▶ [PROBLEM DESCRIPTION] Skip the pictures and repeat each line of the data exactly.

▶ [PROVIDED DATA]
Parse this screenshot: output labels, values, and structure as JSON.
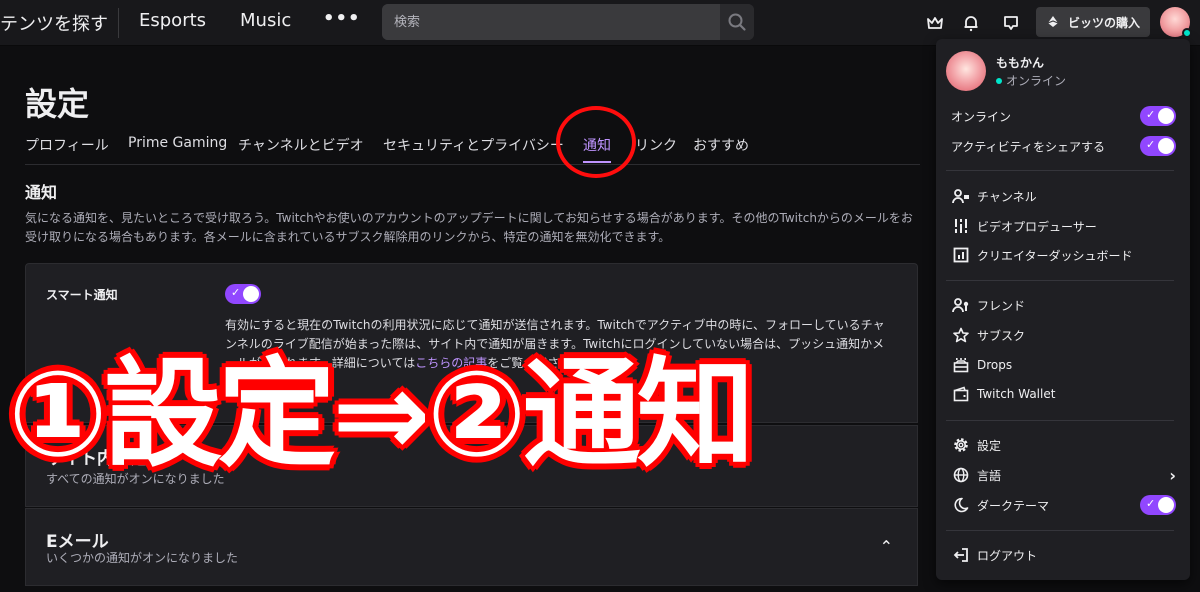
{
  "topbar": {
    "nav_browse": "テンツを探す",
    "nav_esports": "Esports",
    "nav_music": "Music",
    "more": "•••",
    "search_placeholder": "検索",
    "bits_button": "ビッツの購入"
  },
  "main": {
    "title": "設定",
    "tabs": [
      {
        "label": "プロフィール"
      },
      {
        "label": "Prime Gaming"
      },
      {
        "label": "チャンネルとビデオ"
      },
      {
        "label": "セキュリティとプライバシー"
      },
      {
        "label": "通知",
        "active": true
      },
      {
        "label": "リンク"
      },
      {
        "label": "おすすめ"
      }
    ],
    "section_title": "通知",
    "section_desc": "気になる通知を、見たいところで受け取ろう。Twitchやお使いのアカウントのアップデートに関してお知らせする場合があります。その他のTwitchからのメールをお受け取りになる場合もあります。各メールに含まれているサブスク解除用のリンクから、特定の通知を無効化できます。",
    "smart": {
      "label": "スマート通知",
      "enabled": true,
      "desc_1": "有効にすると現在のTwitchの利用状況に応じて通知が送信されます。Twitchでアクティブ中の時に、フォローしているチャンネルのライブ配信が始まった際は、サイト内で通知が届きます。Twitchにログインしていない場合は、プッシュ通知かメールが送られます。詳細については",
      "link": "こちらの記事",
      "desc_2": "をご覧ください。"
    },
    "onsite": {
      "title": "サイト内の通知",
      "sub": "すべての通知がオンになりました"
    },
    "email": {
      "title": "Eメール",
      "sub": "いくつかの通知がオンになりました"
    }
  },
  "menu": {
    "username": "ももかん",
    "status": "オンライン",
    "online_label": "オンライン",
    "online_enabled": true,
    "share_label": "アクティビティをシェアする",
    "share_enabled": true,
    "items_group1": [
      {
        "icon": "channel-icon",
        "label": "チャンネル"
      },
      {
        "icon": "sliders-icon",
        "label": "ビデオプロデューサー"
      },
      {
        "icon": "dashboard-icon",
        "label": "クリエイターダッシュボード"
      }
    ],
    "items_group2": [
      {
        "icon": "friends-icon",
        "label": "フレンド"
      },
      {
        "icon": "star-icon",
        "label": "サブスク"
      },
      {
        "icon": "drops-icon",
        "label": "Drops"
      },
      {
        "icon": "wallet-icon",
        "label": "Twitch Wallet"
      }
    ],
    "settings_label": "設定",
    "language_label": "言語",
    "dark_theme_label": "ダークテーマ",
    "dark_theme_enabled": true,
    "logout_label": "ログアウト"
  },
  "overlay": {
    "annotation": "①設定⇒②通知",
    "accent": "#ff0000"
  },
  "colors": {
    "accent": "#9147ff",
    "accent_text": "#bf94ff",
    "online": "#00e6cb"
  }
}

▶ [EXERCISE RESULT]
Parse this screenshot: output labels, values, and structure as JSON.
{
  "topbar": {
    "nav_browse": "テンツを探す",
    "nav_esports": "Esports",
    "nav_music": "Music",
    "more": "•••",
    "search_placeholder": "検索",
    "bits_button": "ビッツの購入"
  },
  "main": {
    "title": "設定",
    "tabs": [
      {
        "label": "プロフィール"
      },
      {
        "label": "Prime Gaming"
      },
      {
        "label": "チャンネルとビデオ"
      },
      {
        "label": "セキュリティとプライバシー"
      },
      {
        "label": "通知",
        "active": true
      },
      {
        "label": "リンク"
      },
      {
        "label": "おすすめ"
      }
    ],
    "section_title": "通知",
    "section_desc": "気になる通知を、見たいところで受け取ろう。Twitchやお使いのアカウントのアップデートに関してお知らせする場合があります。その他のTwitchからのメールをお受け取りになる場合もあります。各メールに含まれているサブスク解除用のリンクから、特定の通知を無効化できます。",
    "smart": {
      "label": "スマート通知",
      "enabled": true,
      "desc_1": "有効にすると現在のTwitchの利用状況に応じて通知が送信されます。Twitchでアクティブ中の時に、フォローしているチャンネルのライブ配信が始まった際は、サイト内で通知が届きます。Twitchにログインしていない場合は、プッシュ通知かメールが送られます。詳細については",
      "link": "こちらの記事",
      "desc_2": "をご覧ください。"
    },
    "onsite": {
      "title": "サイト内の通知",
      "sub": "すべての通知がオンになりました"
    },
    "email": {
      "title": "Eメール",
      "sub": "いくつかの通知がオンになりました"
    }
  },
  "menu": {
    "username": "ももかん",
    "status": "オンライン",
    "online_label": "オンライン",
    "online_enabled": true,
    "share_label": "アクティビティをシェアする",
    "share_enabled": true,
    "items_group1": [
      {
        "icon": "channel-icon",
        "label": "チャンネル"
      },
      {
        "icon": "sliders-icon",
        "label": "ビデオプロデューサー"
      },
      {
        "icon": "dashboard-icon",
        "label": "クリエイターダッシュボード"
      }
    ],
    "items_group2": [
      {
        "icon": "friends-icon",
        "label": "フレンド"
      },
      {
        "icon": "star-icon",
        "label": "サブスク"
      },
      {
        "icon": "drops-icon",
        "label": "Drops"
      },
      {
        "icon": "wallet-icon",
        "label": "Twitch Wallet"
      }
    ],
    "settings_label": "設定",
    "language_label": "言語",
    "dark_theme_label": "ダークテーマ",
    "dark_theme_enabled": true,
    "logout_label": "ログアウト"
  },
  "overlay": {
    "annotation": "①設定⇒②通知",
    "accent": "#ff0000"
  },
  "colors": {
    "accent": "#9147ff",
    "accent_text": "#bf94ff",
    "online": "#00e6cb"
  }
}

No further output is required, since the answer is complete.